In the entries that follow, find the word "characters" and report each line it is on.
────────────────────
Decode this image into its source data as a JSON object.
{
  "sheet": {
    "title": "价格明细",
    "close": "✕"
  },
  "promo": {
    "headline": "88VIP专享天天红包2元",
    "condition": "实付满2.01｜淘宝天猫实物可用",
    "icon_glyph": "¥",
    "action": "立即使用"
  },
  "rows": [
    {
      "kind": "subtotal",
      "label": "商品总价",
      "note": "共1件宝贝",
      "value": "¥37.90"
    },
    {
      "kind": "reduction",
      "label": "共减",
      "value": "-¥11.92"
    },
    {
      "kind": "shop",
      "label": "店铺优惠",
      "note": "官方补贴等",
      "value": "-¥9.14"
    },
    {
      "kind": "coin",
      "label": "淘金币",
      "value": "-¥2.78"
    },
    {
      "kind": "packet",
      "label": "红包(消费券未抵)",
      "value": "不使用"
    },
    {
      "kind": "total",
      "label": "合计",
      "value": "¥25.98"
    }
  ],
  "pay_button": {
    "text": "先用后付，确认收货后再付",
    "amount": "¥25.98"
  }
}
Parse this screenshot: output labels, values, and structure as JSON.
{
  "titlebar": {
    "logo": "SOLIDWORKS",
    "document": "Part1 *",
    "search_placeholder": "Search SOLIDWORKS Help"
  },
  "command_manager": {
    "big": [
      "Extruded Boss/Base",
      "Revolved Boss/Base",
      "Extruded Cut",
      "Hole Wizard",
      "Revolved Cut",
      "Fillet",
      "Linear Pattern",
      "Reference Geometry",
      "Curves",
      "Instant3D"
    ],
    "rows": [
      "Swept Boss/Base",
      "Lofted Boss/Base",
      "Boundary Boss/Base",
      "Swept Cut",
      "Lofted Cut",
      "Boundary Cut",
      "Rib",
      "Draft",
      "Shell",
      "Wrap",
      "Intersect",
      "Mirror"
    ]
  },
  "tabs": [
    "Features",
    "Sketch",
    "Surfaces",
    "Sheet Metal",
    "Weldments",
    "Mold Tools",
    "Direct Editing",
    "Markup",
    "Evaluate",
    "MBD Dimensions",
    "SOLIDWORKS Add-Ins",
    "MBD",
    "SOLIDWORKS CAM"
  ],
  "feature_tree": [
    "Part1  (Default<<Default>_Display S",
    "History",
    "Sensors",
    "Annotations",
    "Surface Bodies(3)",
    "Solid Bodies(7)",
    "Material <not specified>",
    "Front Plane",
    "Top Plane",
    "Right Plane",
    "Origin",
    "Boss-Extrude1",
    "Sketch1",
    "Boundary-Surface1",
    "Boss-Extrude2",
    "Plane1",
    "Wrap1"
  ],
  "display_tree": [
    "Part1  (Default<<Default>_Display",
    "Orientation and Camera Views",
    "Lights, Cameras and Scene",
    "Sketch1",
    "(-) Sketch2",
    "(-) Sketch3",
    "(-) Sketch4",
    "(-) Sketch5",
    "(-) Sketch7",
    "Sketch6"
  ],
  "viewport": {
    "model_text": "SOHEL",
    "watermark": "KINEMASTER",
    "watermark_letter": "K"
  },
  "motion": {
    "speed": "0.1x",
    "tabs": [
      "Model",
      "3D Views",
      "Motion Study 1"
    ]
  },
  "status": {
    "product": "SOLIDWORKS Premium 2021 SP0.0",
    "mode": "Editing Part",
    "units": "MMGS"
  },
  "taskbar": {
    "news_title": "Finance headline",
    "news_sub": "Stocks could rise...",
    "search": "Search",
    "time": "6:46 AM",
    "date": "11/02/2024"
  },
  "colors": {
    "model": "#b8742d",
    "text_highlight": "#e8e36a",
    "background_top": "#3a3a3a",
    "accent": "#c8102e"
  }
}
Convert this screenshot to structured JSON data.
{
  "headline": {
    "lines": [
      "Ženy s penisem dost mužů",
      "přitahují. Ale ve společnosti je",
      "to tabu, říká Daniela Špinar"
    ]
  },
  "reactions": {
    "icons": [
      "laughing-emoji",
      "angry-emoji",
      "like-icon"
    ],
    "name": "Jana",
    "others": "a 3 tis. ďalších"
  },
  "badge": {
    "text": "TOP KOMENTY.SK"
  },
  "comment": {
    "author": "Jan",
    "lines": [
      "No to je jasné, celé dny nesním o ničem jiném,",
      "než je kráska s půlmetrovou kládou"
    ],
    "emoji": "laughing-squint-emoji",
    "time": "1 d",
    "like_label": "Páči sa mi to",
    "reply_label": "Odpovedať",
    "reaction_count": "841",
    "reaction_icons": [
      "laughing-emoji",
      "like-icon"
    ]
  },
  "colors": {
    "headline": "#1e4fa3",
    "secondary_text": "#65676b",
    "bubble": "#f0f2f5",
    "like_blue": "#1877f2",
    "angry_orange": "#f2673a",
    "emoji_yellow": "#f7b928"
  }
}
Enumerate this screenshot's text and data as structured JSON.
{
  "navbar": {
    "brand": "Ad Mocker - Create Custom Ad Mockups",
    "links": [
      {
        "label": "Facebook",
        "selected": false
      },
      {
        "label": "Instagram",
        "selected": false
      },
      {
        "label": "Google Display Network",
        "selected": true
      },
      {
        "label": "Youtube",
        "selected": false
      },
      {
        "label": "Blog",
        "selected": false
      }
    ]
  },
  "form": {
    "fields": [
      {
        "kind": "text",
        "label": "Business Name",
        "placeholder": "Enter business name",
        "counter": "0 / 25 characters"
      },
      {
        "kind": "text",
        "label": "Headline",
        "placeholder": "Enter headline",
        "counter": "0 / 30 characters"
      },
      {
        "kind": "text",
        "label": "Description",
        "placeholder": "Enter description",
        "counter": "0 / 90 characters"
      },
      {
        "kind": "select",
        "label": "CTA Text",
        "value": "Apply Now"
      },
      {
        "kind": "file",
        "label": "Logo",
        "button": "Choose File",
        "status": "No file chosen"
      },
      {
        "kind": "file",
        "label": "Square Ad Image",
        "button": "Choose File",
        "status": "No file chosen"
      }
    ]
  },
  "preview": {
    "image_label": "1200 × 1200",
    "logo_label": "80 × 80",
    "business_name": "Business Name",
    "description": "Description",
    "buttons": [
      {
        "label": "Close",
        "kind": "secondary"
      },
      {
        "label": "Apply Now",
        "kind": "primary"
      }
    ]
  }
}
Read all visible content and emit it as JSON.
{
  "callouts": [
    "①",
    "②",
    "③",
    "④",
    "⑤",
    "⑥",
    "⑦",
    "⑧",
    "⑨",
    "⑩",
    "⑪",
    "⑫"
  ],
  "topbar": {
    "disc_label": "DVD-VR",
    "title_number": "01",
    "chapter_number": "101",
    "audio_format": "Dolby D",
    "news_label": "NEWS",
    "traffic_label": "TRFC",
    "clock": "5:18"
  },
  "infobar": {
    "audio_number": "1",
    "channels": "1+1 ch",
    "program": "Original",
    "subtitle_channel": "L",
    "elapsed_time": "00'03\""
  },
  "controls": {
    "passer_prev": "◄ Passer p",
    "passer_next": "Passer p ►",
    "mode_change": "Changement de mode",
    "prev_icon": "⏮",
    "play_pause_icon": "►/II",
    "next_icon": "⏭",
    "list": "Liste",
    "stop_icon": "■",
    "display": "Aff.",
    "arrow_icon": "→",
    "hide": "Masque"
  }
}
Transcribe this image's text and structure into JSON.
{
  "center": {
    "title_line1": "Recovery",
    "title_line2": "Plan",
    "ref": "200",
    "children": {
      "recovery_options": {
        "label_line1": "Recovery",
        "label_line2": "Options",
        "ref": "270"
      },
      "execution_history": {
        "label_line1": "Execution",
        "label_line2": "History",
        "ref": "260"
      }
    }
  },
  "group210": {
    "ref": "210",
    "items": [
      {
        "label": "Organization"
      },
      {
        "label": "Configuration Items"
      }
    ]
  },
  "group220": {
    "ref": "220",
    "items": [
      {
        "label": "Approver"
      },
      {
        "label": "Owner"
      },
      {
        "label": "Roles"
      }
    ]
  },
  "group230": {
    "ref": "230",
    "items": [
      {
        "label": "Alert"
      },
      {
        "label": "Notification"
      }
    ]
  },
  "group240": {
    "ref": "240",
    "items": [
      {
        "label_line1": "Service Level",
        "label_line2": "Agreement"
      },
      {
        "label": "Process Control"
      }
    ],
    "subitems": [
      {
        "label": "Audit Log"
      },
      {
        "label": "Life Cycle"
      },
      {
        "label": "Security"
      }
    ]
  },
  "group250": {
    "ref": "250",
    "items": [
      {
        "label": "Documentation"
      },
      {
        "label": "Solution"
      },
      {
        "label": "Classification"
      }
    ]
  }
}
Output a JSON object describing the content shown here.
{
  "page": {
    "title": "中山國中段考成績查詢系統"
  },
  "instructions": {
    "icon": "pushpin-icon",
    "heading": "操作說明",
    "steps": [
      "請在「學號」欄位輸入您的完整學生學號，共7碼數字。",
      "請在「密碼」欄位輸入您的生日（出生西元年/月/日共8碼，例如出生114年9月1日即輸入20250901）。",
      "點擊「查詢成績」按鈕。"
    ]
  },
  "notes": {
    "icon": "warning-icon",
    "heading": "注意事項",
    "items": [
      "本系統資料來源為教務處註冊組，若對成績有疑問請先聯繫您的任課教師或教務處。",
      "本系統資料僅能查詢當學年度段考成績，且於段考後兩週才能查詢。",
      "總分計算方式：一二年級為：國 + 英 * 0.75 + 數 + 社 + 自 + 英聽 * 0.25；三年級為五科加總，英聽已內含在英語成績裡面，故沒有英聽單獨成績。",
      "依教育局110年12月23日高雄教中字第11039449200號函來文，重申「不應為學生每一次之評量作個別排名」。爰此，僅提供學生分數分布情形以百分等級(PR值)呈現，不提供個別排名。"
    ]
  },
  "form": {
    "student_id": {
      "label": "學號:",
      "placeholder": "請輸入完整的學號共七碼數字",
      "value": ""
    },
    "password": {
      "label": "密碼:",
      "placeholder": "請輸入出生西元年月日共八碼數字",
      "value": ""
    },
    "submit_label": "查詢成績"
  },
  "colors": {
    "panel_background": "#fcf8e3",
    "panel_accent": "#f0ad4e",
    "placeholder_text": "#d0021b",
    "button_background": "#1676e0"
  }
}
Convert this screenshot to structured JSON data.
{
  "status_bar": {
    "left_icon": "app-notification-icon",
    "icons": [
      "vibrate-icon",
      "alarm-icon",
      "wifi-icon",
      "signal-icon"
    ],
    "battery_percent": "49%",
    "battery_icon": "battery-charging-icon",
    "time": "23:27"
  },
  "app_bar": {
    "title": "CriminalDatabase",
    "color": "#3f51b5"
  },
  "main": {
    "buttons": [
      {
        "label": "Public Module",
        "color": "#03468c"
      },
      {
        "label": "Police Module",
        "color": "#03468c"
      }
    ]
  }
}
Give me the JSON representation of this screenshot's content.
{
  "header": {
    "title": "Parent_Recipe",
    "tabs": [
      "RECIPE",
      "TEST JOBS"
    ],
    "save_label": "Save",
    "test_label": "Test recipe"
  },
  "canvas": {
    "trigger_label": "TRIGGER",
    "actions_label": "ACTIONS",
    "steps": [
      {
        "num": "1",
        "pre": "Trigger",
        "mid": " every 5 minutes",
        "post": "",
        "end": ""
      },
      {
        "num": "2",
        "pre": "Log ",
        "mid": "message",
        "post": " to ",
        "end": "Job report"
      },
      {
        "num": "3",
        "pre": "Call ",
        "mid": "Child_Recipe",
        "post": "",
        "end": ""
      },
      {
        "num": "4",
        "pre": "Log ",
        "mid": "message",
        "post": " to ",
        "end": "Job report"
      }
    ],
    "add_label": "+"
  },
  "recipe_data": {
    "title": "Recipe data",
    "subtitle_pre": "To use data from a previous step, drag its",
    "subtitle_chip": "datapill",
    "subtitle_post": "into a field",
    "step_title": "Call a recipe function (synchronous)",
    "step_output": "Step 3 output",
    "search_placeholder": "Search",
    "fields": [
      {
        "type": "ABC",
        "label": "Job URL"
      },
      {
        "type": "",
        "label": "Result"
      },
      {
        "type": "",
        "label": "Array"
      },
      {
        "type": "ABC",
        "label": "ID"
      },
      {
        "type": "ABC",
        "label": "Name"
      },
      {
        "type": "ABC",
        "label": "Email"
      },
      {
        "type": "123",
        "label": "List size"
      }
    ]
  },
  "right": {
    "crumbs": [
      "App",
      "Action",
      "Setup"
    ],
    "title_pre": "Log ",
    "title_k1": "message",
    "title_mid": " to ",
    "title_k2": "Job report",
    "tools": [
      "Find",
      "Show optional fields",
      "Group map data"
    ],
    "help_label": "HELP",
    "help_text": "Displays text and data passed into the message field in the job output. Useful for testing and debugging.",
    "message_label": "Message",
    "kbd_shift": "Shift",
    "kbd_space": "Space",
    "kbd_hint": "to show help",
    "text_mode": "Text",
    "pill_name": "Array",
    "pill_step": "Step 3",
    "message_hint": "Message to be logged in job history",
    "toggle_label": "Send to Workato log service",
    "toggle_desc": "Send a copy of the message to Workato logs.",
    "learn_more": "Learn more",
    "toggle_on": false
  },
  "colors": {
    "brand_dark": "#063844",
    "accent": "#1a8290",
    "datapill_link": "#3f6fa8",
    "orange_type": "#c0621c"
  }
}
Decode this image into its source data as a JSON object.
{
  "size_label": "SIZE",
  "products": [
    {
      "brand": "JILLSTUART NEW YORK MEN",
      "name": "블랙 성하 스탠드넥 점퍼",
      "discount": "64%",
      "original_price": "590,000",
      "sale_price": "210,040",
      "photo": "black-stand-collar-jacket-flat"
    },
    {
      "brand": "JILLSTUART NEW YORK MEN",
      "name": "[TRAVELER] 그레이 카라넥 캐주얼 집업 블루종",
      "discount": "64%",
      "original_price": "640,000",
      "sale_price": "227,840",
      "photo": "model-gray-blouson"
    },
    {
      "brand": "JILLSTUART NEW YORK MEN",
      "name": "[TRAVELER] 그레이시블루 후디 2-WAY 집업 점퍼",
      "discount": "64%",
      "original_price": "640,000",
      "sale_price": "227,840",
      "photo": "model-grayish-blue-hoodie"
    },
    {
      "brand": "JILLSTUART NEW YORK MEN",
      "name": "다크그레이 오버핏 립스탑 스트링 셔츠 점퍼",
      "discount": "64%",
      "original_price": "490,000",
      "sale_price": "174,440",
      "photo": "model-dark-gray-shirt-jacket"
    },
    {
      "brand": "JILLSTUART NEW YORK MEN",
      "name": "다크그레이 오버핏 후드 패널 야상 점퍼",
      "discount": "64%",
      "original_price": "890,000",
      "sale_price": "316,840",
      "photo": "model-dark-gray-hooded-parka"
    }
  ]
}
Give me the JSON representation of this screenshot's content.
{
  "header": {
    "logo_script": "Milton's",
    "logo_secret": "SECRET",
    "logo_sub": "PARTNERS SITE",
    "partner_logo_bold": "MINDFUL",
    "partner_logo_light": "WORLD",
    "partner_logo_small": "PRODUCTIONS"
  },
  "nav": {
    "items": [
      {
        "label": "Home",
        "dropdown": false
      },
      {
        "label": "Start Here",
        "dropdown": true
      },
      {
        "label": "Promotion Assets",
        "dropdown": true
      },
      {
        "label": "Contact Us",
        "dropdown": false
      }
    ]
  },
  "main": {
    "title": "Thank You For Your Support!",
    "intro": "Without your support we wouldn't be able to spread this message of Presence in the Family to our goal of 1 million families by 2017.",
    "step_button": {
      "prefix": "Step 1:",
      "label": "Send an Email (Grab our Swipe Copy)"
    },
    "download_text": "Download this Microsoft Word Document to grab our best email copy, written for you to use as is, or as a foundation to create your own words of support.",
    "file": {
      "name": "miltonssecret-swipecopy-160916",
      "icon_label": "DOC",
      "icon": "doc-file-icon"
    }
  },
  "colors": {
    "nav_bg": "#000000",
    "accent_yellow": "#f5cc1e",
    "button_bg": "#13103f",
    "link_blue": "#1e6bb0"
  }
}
────────────────────
• Problem solution:
        "counter": "0 / 25 characters"
        "counter": "0 / 30 characters"
        "counter": "0 / 90 characters"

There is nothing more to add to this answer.